» **Problem details**: Look below. Copy each line that has "color" in it.

A run of records
=-=-=
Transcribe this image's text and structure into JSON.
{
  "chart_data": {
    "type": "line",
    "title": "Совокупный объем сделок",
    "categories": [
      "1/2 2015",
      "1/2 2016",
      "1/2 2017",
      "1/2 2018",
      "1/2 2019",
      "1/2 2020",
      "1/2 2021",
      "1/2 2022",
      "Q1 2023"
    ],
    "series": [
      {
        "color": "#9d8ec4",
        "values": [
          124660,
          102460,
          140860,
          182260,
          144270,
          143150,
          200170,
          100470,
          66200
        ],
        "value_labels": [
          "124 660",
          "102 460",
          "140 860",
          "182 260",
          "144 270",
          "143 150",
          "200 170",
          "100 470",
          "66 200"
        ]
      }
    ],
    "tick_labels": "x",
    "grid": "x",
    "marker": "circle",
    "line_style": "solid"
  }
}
=-=-=
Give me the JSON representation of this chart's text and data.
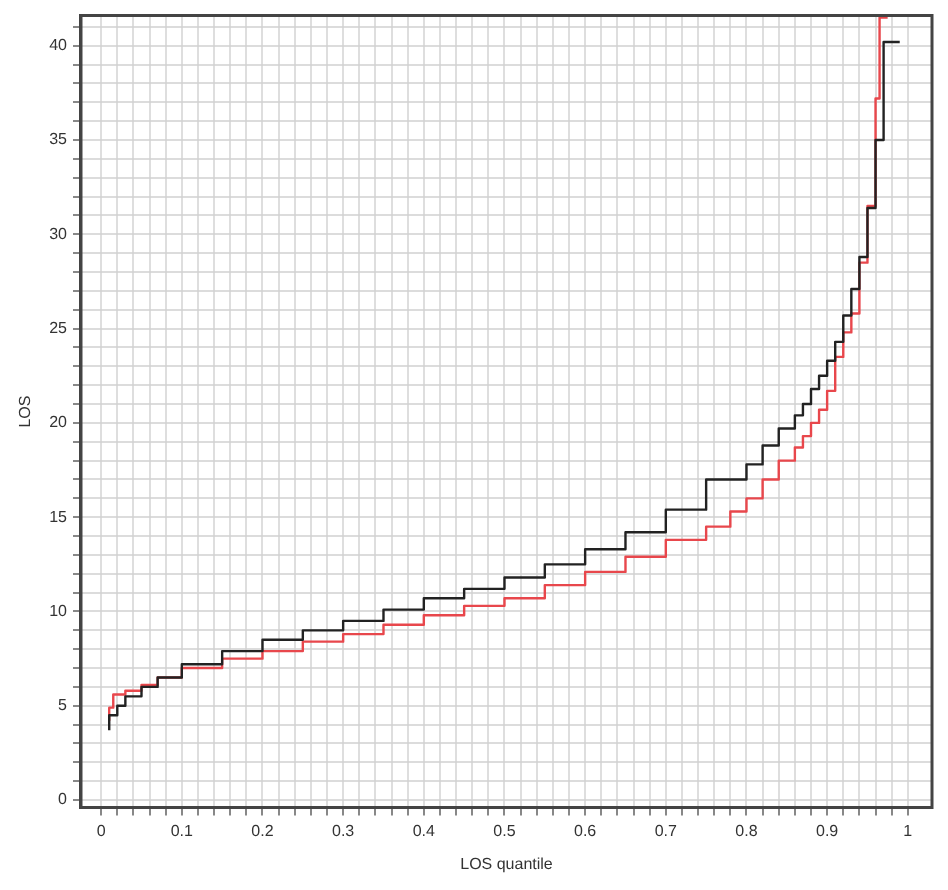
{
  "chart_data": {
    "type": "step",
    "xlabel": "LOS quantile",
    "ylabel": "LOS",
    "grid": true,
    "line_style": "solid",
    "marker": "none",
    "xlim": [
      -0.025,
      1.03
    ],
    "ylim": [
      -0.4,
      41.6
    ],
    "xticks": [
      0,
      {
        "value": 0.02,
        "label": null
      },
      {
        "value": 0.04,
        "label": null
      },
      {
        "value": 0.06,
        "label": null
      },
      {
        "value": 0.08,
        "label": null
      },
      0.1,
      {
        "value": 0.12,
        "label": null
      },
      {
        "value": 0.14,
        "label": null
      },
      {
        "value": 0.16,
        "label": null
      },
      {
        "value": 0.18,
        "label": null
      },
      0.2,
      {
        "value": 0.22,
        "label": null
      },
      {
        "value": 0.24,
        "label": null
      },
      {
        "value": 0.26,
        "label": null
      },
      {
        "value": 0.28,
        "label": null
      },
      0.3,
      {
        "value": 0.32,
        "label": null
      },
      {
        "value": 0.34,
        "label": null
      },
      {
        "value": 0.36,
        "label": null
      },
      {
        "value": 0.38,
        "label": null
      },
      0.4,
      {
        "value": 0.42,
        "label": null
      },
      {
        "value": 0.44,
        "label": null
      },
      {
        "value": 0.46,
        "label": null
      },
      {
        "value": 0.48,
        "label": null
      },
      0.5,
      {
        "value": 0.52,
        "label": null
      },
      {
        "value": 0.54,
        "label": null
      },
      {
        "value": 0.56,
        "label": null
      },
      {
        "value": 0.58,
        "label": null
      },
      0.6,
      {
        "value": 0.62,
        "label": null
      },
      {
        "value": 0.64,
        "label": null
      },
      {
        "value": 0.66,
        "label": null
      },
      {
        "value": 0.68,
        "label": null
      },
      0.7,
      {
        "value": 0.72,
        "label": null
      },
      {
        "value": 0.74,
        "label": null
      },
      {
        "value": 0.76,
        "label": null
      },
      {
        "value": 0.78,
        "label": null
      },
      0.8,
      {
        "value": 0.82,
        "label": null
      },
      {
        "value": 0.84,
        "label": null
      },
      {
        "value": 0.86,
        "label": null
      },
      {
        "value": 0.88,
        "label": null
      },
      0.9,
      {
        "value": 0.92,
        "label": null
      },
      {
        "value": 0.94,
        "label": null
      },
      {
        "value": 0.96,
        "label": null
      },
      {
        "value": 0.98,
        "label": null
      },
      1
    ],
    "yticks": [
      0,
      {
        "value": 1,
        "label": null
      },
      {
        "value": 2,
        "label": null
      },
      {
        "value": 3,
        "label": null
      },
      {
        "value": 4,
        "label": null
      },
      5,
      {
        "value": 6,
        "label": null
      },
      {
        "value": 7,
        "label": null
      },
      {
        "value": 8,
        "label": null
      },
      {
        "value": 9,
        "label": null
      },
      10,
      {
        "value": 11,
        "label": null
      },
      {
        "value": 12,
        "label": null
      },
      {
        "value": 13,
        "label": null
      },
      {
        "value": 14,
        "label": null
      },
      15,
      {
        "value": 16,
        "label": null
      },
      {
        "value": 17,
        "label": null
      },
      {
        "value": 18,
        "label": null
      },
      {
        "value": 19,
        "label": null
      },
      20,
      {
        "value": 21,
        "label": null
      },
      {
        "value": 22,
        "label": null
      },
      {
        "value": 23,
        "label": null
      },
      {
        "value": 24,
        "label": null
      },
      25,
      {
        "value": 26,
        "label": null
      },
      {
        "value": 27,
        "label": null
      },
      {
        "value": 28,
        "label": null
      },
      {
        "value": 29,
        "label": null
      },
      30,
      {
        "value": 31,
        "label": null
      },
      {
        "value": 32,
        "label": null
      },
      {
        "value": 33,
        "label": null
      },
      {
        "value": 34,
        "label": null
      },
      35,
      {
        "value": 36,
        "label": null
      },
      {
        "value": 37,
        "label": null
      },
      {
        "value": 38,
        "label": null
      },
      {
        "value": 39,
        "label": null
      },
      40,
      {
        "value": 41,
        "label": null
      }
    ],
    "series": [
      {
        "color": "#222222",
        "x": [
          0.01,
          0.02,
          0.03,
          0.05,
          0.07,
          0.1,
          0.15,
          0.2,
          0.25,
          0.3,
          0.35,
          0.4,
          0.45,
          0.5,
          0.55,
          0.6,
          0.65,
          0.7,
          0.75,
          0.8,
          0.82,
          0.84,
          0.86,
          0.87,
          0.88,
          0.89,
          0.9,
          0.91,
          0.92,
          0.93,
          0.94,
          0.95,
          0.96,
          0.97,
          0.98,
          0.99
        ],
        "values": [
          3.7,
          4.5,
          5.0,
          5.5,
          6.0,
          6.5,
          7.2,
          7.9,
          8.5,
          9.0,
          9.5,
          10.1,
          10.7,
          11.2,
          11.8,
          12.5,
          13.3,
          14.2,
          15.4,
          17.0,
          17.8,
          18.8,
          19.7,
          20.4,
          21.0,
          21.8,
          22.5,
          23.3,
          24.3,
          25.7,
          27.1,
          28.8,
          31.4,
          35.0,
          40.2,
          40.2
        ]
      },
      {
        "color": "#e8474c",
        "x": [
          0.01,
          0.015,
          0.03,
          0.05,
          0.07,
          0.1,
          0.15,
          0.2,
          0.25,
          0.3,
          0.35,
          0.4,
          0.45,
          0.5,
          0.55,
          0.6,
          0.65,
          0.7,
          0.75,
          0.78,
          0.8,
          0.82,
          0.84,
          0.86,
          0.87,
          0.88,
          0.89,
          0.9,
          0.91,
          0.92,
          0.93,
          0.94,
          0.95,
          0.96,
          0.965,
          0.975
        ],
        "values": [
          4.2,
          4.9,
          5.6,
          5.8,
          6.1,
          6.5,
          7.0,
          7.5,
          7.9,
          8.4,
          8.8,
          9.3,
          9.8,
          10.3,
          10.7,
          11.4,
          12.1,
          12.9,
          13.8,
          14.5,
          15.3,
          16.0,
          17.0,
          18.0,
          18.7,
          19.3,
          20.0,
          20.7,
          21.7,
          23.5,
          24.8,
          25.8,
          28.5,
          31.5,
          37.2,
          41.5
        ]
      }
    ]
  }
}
=-=-=
» **Response for this exercise**:
        "color": "#9d8ec4",
        "color": "#222222",
        "color": "#e8474c",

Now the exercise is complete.